What is expected: Without skipping anything, write out each record below exactly.

____ Dataset extract

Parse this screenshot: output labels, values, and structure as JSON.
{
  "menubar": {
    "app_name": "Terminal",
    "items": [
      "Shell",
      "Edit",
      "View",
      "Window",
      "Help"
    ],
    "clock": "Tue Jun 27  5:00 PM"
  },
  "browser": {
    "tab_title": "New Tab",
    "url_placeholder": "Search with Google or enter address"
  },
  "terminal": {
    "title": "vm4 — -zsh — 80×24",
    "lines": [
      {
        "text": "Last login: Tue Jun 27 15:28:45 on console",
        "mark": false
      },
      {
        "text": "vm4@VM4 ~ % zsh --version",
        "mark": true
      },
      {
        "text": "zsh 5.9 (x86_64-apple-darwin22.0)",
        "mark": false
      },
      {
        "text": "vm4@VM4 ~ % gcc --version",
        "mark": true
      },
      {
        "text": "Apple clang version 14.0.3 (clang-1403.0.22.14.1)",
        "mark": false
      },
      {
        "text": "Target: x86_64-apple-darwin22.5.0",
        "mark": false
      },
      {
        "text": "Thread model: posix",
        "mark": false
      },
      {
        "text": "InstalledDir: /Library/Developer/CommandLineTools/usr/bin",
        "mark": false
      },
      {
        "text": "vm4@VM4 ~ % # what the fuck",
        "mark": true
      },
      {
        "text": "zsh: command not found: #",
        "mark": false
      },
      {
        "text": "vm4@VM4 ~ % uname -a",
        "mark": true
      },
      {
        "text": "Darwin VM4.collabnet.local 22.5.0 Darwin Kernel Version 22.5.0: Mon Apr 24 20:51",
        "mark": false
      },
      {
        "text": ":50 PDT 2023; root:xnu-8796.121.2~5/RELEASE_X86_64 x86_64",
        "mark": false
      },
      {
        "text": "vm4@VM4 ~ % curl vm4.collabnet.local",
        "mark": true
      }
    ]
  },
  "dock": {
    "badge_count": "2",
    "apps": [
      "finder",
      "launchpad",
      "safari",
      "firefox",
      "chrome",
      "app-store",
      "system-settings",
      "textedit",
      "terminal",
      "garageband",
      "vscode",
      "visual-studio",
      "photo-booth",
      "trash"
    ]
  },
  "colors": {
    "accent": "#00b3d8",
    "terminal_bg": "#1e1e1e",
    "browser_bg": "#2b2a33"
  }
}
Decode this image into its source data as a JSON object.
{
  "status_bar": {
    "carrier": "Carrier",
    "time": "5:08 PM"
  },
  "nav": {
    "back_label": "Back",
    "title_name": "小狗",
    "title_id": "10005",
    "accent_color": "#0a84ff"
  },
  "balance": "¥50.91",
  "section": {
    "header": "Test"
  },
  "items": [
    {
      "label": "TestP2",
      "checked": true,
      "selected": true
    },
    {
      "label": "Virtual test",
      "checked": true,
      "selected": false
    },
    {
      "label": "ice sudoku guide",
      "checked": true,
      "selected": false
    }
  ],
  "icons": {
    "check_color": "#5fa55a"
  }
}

________

Exercise response:
Parse this screenshot: output labels, values, and structure as JSON.
{
  "menubar": {
    "app_name": "Terminal",
    "items": [
      "Shell",
      "Edit",
      "View",
      "Window",
      "Help"
    ],
    "clock": "Tue Jun 27  5:00 PM"
  },
  "browser": {
    "tab_title": "New Tab",
    "url_placeholder": "Search with Google or enter address"
  },
  "terminal": {
    "title": "vm4 — -zsh — 80×24",
    "lines": [
      {
        "text": "Last login: Tue Jun 27 15:28:45 on console",
        "mark": false
      },
      {
        "text": "vm4@VM4 ~ % zsh --version",
        "mark": true
      },
      {
        "text": "zsh 5.9 (x86_64-apple-darwin22.0)",
        "mark": false
      },
      {
        "text": "vm4@VM4 ~ % gcc --version",
        "mark": true
      },
      {
        "text": "Apple clang version 14.0.3 (clang-1403.0.22.14.1)",
        "mark": false
      },
      {
        "text": "Target: x86_64-apple-darwin22.5.0",
        "mark": false
      },
      {
        "text": "Thread model: posix",
        "mark": false
      },
      {
        "text": "InstalledDir: /Library/Developer/CommandLineTools/usr/bin",
        "mark": false
      },
      {
        "text": "vm4@VM4 ~ % # what the fuck",
        "mark": true
      },
      {
        "text": "zsh: command not found: #",
        "mark": false
      },
      {
        "text": "vm4@VM4 ~ % uname -a",
        "mark": true
      },
      {
        "text": "Darwin VM4.collabnet.local 22.5.0 Darwin Kernel Version 22.5.0: Mon Apr 24 20:51",
        "mark": false
      },
      {
        "text": ":50 PDT 2023; root:xnu-8796.121.2~5/RELEASE_X86_64 x86_64",
        "mark": false
      },
      {
        "text": "vm4@VM4 ~ % curl vm4.collabnet.local",
        "mark": true
      }
    ]
  },
  "dock": {
    "badge_count": "2",
    "apps": [
      "finder",
      "launchpad",
      "safari",
      "firefox",
      "chrome",
      "app-store",
      "system-settings",
      "textedit",
      "terminal",
      "garageband",
      "vscode",
      "visual-studio",
      "photo-booth",
      "trash"
    ]
  },
  "colors": {
    "accent": "#00b3d8",
    "terminal_bg": "#1e1e1e",
    "browser_bg": "#2b2a33"
  }
}
Decode this image into its source data as a JSON object.
{
  "status_bar": {
    "carrier": "Carrier",
    "time": "5:08 PM"
  },
  "nav": {
    "back_label": "Back",
    "title_name": "小狗",
    "title_id": "10005",
    "accent_color": "#0a84ff"
  },
  "balance": "¥50.91",
  "section": {
    "header": "Test"
  },
  "items": [
    {
      "label": "TestP2",
      "checked": true,
      "selected": true
    },
    {
      "label": "Virtual test",
      "checked": true,
      "selected": false
    },
    {
      "label": "ice sudoku guide",
      "checked": true,
      "selected": false
    }
  ],
  "icons": {
    "check_color": "#5fa55a"
  }
}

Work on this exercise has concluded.